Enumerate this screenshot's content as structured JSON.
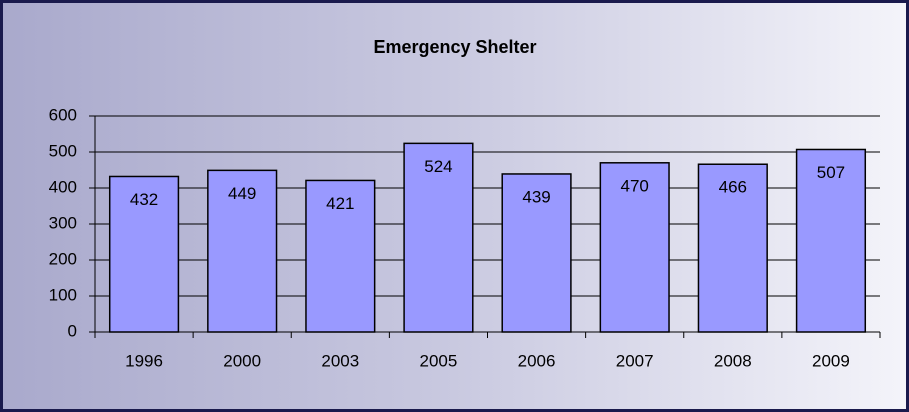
{
  "chart_data": {
    "type": "bar",
    "title": "Emergency Shelter",
    "categories": [
      "1996",
      "2000",
      "2003",
      "2005",
      "2006",
      "2007",
      "2008",
      "2009"
    ],
    "values": [
      432,
      449,
      421,
      524,
      439,
      470,
      466,
      507
    ],
    "color": "#9999ff",
    "ylim": [
      0,
      600
    ],
    "yticks": [
      0,
      100,
      200,
      300,
      400,
      500,
      600
    ],
    "grid": true
  }
}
========
Task details: Reproduce all entries without any change, and omit the pictures.

Response to this exercise:
Enumerate this screenshot's content as structured JSON.
{
  "chart_data": {
    "type": "bar",
    "title": "Emergency Shelter",
    "categories": [
      "1996",
      "2000",
      "2003",
      "2005",
      "2006",
      "2007",
      "2008",
      "2009"
    ],
    "values": [
      432,
      449,
      421,
      524,
      439,
      470,
      466,
      507
    ],
    "color": "#9999ff",
    "ylim": [
      0,
      600
    ],
    "yticks": [
      0,
      100,
      200,
      300,
      400,
      500,
      600
    ],
    "grid": true
  }
}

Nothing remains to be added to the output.